Part of a data file:

————

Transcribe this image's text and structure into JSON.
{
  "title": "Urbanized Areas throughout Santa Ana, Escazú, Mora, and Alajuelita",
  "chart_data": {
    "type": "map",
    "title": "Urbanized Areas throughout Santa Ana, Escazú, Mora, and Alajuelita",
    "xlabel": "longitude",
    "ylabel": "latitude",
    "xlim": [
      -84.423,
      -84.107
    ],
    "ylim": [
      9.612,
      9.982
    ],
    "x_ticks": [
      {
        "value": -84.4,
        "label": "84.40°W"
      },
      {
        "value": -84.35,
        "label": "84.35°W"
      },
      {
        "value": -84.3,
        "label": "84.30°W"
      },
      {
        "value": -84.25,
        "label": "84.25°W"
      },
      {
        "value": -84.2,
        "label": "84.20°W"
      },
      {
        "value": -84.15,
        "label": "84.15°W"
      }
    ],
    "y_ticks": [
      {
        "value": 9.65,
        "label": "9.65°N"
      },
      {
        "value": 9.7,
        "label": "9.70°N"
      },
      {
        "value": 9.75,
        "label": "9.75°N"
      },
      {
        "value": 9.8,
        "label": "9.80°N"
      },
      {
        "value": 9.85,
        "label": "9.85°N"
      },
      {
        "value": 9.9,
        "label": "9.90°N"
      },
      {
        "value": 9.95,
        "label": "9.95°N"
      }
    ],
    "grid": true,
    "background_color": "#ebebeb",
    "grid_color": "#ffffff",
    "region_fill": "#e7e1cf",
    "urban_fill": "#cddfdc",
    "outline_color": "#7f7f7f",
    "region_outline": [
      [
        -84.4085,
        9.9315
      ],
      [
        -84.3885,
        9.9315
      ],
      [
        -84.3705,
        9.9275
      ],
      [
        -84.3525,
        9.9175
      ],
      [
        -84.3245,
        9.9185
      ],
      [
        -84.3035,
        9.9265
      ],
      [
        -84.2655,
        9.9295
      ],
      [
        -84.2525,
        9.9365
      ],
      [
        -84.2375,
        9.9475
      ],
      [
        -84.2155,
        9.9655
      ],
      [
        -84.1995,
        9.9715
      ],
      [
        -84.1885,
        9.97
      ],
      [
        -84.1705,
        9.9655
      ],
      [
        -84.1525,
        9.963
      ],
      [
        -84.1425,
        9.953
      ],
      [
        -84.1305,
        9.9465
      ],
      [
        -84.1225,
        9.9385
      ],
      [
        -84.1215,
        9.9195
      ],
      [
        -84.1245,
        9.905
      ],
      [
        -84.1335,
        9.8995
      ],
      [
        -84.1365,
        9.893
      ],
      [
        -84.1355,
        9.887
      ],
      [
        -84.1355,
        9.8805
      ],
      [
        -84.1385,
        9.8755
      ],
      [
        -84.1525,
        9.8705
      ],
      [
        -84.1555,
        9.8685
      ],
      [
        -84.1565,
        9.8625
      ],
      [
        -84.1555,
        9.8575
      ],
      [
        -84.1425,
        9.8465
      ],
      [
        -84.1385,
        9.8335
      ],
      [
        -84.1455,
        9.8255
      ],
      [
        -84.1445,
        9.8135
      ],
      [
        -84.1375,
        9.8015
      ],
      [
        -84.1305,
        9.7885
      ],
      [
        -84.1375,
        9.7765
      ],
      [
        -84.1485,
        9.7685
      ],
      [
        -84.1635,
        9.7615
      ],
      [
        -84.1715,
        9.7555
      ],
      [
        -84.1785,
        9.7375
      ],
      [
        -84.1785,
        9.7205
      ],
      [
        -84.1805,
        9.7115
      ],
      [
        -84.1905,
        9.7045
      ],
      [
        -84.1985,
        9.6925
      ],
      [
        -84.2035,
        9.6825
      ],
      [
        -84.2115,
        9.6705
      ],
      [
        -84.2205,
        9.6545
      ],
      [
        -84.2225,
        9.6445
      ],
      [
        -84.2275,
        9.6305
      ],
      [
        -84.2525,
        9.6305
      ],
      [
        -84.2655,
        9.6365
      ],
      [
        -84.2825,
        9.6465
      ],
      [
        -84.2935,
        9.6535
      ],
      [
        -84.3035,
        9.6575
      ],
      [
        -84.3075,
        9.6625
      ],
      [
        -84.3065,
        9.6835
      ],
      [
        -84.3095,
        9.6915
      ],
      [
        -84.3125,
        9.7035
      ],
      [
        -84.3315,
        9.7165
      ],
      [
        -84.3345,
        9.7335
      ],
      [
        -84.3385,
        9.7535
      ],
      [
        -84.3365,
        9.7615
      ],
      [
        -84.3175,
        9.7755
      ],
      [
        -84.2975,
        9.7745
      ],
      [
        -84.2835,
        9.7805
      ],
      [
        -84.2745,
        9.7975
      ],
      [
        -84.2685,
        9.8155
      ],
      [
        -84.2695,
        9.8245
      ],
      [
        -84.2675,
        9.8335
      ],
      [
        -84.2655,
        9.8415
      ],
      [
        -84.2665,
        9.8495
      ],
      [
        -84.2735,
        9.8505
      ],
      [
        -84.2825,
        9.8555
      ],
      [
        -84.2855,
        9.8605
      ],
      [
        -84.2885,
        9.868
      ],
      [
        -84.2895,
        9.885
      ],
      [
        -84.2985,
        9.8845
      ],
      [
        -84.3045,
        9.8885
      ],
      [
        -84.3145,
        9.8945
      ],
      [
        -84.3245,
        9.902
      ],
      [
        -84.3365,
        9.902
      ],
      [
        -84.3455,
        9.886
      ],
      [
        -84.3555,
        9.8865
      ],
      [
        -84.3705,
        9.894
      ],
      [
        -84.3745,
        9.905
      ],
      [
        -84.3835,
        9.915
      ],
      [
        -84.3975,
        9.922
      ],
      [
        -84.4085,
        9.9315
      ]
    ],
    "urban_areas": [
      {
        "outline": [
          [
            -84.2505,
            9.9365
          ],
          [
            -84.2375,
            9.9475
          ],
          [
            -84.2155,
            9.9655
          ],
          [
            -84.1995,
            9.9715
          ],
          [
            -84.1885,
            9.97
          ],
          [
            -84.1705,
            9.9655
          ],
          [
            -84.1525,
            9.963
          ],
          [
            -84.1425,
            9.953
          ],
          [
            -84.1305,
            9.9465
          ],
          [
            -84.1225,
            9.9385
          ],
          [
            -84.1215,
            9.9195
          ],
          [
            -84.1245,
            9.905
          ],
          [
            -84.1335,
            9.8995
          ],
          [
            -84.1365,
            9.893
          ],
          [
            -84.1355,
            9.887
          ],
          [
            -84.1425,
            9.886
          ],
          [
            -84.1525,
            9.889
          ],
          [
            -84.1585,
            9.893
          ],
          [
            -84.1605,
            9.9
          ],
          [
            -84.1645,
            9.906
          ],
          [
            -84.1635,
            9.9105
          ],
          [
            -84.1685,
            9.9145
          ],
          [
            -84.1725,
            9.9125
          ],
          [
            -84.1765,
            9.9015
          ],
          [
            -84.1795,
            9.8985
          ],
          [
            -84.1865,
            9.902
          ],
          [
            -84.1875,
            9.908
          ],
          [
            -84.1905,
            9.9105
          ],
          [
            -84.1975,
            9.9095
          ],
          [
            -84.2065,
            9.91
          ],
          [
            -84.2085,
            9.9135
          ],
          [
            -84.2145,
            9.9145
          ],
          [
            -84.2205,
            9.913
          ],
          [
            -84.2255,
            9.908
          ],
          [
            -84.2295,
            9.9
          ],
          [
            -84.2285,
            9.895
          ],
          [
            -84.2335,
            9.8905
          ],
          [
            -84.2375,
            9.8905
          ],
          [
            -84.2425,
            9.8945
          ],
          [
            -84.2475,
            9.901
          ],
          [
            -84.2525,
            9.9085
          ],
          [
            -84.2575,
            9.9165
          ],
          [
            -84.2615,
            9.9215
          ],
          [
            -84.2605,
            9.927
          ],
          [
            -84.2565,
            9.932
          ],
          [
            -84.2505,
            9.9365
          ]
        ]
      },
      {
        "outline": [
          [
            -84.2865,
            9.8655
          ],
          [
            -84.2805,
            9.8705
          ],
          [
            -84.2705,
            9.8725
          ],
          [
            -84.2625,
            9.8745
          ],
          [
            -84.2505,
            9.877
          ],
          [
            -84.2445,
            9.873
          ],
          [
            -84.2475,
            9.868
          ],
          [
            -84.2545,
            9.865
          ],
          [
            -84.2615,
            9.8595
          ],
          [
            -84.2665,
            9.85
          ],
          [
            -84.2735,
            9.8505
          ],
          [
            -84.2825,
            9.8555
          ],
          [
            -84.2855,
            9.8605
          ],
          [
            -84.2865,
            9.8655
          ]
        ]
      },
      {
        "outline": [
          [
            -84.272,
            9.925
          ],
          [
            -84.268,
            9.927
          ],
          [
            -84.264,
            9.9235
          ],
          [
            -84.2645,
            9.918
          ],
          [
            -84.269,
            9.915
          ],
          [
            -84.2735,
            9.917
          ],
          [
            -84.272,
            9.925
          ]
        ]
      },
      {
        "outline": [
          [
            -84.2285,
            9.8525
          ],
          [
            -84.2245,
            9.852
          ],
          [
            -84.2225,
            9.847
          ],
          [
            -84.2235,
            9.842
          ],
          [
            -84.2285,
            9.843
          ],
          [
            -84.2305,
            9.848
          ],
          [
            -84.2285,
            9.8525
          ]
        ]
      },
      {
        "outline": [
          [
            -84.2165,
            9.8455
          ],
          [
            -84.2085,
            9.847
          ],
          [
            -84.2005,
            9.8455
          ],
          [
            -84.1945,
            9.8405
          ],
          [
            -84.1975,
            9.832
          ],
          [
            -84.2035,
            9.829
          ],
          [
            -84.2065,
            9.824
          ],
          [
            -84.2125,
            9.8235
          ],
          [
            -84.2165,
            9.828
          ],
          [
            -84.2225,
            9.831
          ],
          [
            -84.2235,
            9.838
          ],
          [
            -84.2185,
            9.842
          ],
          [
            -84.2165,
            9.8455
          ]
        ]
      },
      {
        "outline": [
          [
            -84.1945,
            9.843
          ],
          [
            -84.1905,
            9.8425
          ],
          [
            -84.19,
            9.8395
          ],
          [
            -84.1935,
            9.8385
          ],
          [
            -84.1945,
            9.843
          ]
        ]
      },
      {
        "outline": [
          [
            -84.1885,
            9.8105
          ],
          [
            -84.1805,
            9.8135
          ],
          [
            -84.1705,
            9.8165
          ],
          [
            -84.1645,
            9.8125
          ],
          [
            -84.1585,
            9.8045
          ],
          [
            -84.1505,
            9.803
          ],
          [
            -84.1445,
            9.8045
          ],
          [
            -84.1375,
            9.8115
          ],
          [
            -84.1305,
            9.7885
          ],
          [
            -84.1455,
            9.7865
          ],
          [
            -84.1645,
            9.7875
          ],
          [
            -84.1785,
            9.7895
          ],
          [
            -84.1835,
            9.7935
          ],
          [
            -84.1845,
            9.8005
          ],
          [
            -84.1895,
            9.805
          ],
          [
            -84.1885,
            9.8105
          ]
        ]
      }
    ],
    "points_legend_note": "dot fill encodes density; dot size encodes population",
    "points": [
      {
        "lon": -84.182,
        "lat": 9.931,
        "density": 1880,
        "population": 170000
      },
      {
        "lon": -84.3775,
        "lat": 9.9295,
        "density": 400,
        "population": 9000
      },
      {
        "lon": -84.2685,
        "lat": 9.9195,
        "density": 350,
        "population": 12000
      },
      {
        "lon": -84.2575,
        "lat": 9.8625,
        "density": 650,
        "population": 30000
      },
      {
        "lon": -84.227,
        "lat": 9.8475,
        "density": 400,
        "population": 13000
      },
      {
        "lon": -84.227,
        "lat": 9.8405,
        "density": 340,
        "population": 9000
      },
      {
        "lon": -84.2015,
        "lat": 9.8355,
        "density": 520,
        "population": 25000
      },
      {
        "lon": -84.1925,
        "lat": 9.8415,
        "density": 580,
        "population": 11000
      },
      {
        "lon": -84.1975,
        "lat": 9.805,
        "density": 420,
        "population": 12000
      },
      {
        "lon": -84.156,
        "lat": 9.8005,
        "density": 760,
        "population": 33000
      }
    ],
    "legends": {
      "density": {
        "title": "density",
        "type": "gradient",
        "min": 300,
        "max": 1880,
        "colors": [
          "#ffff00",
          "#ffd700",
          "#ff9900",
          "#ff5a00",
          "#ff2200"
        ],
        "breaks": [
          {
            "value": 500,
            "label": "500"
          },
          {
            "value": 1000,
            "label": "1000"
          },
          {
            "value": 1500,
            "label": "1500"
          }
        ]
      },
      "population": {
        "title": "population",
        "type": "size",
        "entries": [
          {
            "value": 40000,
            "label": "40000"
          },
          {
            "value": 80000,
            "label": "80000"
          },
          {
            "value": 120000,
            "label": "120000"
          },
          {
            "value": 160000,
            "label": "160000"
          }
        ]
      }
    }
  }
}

————

_Exercise aim_: Go through the listing above and locate each line that holds the word "throughout". Copy those lines.

_Problem solution_:
  "title": "Urbanized Areas throughout Santa Ana, Escazú, Mora, and Alajuelita",
    "title": "Urbanized Areas throughout Santa Ana, Escazú, Mora, and Alajuelita",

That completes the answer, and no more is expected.